## SET TASK:
Hunt for the word "tiene" across the entries below, copying each line that holds it.

## PROVIDED DATA:
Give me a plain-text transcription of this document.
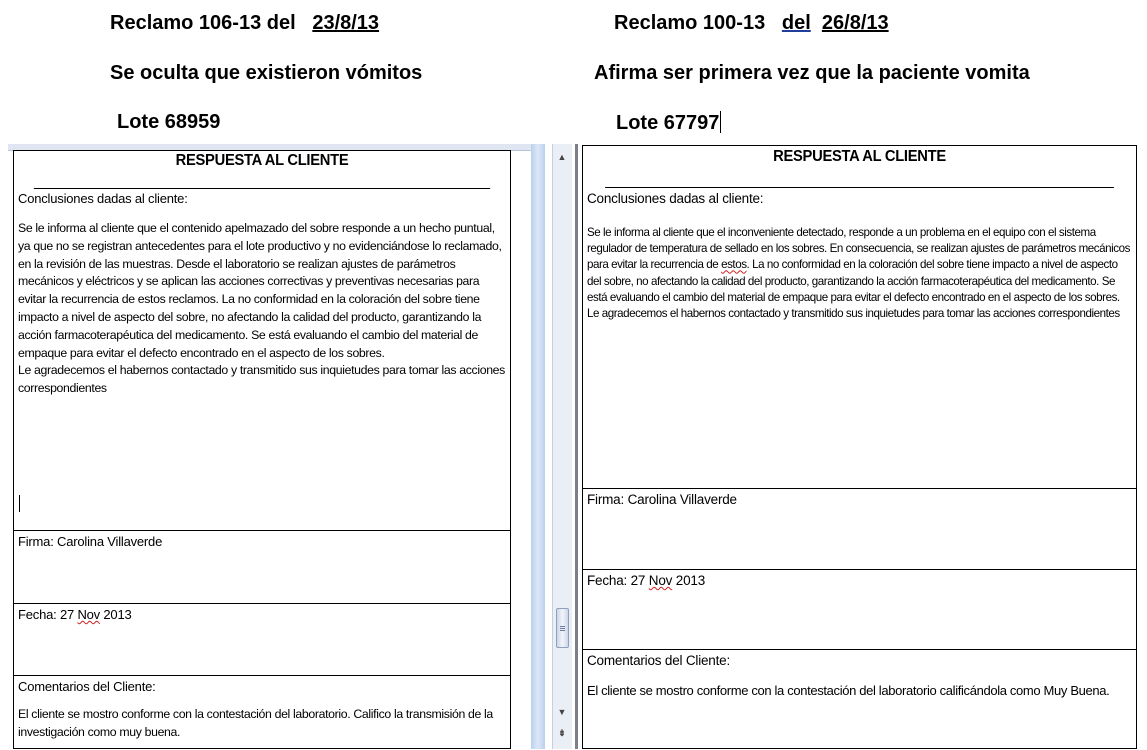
Reclamo 106-13 del 23/8/13
Se oculta que existieron vómitos
Lote 68959
Reclamo 100-13 del 26/8/13
Afirma ser primera vez que la paciente vomita
Lote 67797
RESPUESTA AL CLIENTE
Conclusiones dadas al cliente:
Se le informa al cliente que el contenido apelmazado del sobre responde a un hecho puntual, ya que no se registran antecedentes para el lote productivo y no evidenciándose lo reclamado, en la revisión de las muestras. Desde el laboratorio se realizan ajustes de parámetros mecánicos y eléctricos y se aplican las acciones correctivas y preventivas necesarias para evitar la recurrencia de estos reclamos. La no conformidad en la coloración del sobre tiene impacto a nivel de aspecto del sobre, no afectando la calidad del producto, garantizando la acción farmacoterapéutica del medicamento. Se está evaluando el cambio del material de empaque para evitar el defecto encontrado en el aspecto de los sobres.
Le agradecemos el habernos contactado y transmitido sus inquietudes para tomar las acciones correspondientes
Firma: Carolina Villaverde
Fecha: 27 Nov 2013
Comentarios del Cliente:
El cliente se mostro conforme con la contestación del laboratorio. Califico la transmisión de la investigación como muy buena.
▲
▼
⇟
RESPUESTA AL CLIENTE
Conclusiones dadas al cliente:
Se le informa al cliente que el inconveniente detectado, responde a un problema en el equipo con el sistema regulador de temperatura de sellado en los sobres. En consecuencia, se realizan ajustes de parámetros mecánicos para evitar la recurrencia de estos. La no conformidad en la coloración del sobre tiene impacto a nivel de aspecto del sobre, no afectando la calidad del producto, garantizando la acción farmacoterapéutica del medicamento. Se está evaluando el cambio del material de empaque para evitar el defecto encontrado en el aspecto de los sobres.
Le agradecemos el habernos contactado y transmitido sus inquietudes para tomar las acciones correspondientes
Firma: Carolina Villaverde
Fecha: 27 Nov 2013
Comentarios del Cliente:
El cliente se mostro conforme con la contestación del laboratorio calificándola como Muy Buena.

## EXERCISE OUTPUT:
Se le informa al cliente que el contenido apelmazado del sobre responde a un hecho puntual, ya que no se registran antecedentes para el lote productivo y no evidenciándose lo reclamado, en la revisión de las muestras. Desde el laboratorio se realizan ajustes de parámetros mecánicos y eléctricos y se aplican las acciones correctivas y preventivas necesarias para evitar la recurrencia de estos reclamos. La no conformidad en la coloración del sobre tiene impacto a nivel de aspecto del sobre, no afectando la calidad del producto, garantizando la acción farmacoterapéutica del medicamento. Se está evaluando el cambio del material de empaque para evitar el defecto encontrado en el aspecto de los sobres.
Se le informa al cliente que el inconveniente detectado, responde a un problema en el equipo con el sistema regulador de temperatura de sellado en los sobres. En consecuencia, se realizan ajustes de parámetros mecánicos para evitar la recurrencia de estos. La no conformidad en la coloración del sobre tiene impacto a nivel de aspecto del sobre, no afectando la calidad del producto, garantizando la acción farmacoterapéutica del medicamento. Se está evaluando el cambio del material de empaque para evitar el defecto encontrado en el aspecto de los sobres.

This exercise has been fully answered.